**Written exercise 1:** Using the blog post about snacks and hairstyles, decide whether each statement below agrees with it: (a) the writer drinks skim milk, (b) the writer rates the Colin Firth and Jennifer Ehle version above the Keira Knightley one, and (c) washing less often meant the hair needed more pins to stay up. Answer yes or no for each and quote the words from the post that settle it.
**Written exercise 2:** Write the next part of the blog post about snacks and hairstyles, picking up right after its final sentence.

┌─ Selected extract

Anyway had a few cool ranch doritos. So I will be partially blamed for them dissappearing. That's actually a good thing. Then a cup of milk with them (why does the ranch and milk combo make me think of Christmas?)
And the second cup of milk was brought upstairs and I added 2 Aria chocolate scoops.
Aria is a hell of a lot better in milk. Think I might even try one scoop in 8oz milk. I do use 2% after all. I know skim is better but I just hate the taste. Skim tastes plastic-y to me. I'm weird.
I should mention how Aria left a fine powdery film not only on my glass, but also in my mouth I'm used to powdery films from all my powdered drinks... but none of my powders left as visible a film as Aria did.

And just for fun.. I have long wanted those old Pride and Prejudice type hairstyles (fyi the one with Colin Firth and Jennifer Ehle is far superior to the Kiera Knightly one.)

Anyway so when I read that in those days women only washed their hair about once a week, I tried it.
Ummm... well my hair does stay pinned up very well and with fewer pins. And when *pinned up* it does look kinda nice. But my head itches like hell and my hair smells and is greasy and gross so I think I'll be very grateful that I don't live back then (oh yea, and being gay back then would have been miserable) and I'll just use gel.

└─
┌─ Entries

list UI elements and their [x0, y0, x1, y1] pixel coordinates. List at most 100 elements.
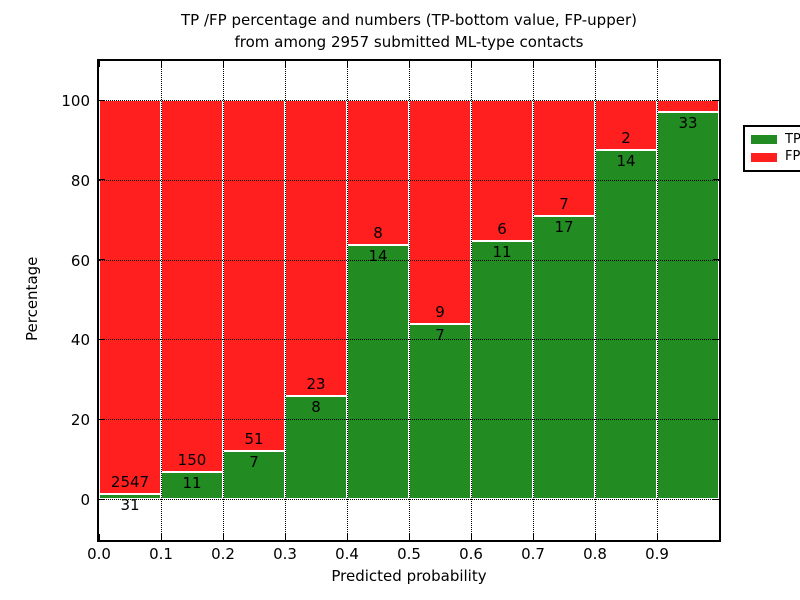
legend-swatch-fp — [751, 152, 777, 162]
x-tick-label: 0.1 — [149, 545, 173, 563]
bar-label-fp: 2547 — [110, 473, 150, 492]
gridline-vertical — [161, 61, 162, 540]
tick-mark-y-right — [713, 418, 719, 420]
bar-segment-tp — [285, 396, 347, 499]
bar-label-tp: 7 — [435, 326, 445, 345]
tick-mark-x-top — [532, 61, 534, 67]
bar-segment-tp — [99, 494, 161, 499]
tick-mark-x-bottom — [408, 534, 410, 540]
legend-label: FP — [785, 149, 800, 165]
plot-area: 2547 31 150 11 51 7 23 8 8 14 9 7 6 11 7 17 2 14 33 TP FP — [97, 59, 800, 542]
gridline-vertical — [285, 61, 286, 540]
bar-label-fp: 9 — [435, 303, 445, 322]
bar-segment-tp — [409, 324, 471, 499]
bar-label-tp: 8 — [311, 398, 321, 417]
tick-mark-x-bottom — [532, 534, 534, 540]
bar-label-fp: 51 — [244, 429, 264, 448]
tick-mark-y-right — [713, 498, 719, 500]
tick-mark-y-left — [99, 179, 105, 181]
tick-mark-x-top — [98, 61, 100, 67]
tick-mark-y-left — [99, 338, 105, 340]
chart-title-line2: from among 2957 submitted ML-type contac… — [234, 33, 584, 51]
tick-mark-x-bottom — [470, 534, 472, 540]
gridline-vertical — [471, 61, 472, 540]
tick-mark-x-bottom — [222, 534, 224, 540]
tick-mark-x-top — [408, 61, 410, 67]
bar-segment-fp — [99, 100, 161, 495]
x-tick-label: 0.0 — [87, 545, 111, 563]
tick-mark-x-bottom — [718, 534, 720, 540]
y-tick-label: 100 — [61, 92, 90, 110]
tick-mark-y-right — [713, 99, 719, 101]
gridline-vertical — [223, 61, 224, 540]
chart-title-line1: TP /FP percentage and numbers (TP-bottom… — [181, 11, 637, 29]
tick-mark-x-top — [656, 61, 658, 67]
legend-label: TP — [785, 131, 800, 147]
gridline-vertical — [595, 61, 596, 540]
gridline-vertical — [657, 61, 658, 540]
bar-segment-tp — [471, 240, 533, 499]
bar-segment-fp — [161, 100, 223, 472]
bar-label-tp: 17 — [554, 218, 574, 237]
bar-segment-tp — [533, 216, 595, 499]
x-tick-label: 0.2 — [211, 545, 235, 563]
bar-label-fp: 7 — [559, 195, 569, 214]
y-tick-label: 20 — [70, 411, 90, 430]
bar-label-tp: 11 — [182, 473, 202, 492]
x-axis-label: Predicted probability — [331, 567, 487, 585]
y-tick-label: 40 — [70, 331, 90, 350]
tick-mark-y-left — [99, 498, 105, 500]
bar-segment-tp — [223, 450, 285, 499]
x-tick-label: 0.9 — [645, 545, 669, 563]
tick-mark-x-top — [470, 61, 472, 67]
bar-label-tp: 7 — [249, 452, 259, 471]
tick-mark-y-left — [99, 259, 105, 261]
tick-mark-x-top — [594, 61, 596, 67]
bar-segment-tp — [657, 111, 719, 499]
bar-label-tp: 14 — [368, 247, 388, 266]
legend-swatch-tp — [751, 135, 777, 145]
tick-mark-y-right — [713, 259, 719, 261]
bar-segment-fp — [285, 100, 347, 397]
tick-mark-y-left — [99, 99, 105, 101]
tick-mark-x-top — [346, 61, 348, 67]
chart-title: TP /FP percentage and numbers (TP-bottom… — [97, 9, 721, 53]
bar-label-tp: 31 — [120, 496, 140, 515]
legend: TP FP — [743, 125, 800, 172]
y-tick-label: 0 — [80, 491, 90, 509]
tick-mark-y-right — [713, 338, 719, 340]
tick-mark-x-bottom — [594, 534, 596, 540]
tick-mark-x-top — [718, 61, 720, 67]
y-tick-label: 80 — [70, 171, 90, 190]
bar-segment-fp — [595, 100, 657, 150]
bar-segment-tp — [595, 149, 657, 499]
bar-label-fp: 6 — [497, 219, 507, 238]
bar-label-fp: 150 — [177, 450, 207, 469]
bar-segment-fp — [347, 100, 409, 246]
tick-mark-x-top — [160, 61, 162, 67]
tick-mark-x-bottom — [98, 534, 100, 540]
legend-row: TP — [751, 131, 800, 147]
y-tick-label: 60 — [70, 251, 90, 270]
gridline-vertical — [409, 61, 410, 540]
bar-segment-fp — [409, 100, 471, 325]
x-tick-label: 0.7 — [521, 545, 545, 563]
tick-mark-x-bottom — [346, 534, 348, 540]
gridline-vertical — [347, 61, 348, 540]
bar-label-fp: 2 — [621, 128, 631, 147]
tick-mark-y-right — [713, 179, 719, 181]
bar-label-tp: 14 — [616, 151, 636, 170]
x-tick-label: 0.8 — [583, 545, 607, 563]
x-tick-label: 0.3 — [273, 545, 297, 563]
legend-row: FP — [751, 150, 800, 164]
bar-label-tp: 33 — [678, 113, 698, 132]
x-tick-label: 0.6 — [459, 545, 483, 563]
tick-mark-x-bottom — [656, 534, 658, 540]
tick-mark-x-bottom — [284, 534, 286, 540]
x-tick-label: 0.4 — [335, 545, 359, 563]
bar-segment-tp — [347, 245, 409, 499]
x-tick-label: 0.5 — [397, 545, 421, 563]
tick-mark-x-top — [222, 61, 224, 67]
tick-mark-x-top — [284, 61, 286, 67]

└─

**Expected answer 1:**
(a) No: "I do use 2% after all."
(b) Yes: "the one with Colin Firth and Jennifer Ehle is far superior to the Kiera Knightly one."
(c) No: "my hair does stay pinned up very well and with fewer pins."

**Expected answer 2:**
I found a hair gel I adore. I'm a white girl with baby fine hair and my fave gel is from the section aimed at black women but don't ever let your skin tone keep you from good hair products. Not all black hair products are oil-based. Most are, but not all.

Long Aid is what I found in the blck section and I love it. It's water based, has aloe vera and panthenol and is completely clear and has a nice clean scent. It moisturizes and washes out easily. I hope work never stops carrying it because I do have a hard time finding it anywhere else.

Friday, November 12, 2010

Tea party was epic fun. Dunno why K kept talking about this Ronson person tho :p
Anyway when I logged off the chat room I had a pounding headache and a well-meaning "here eat this" from the fam turned into way too many empty calories.
And I still have the headache. And I don't know why. But it's very annoying. Waiting for the aspirins to kick in.... still.
I drank lots o tea. It was vitamin c tea. Can tea get old? But if it did get old wouldn't it upset my stomach instead of making my head pound?
Oh well. Off to take more aspirins and try to sleep. I'm now wearing a pair of pants that I can fasten for the first time in some 2 years as a reminder to not eat anymore.
Well I can't do chat hour from my phone. Sadness. But 4pm LA time is 7pm my time, I think. Soooo.
Hey K! I left a comment on lick a hobo but here too... my name is honorregzig (original huh?)
I used the 10minute mail.
And now I'm wondering if that was bad idea? Oh well... can emails be changed? I didn't put in my right age either... I misunderstood their format... I'm used to the month coming first! Oh well it's only a few months off.

And as I love talking about Samantha Ronson :p
Apparently she's on Detox #2 from pressedjuicery.com awwww. Twitter.com/samantharonson she calls Detox #2 the jumping off point.

I got 2 hours to tea time.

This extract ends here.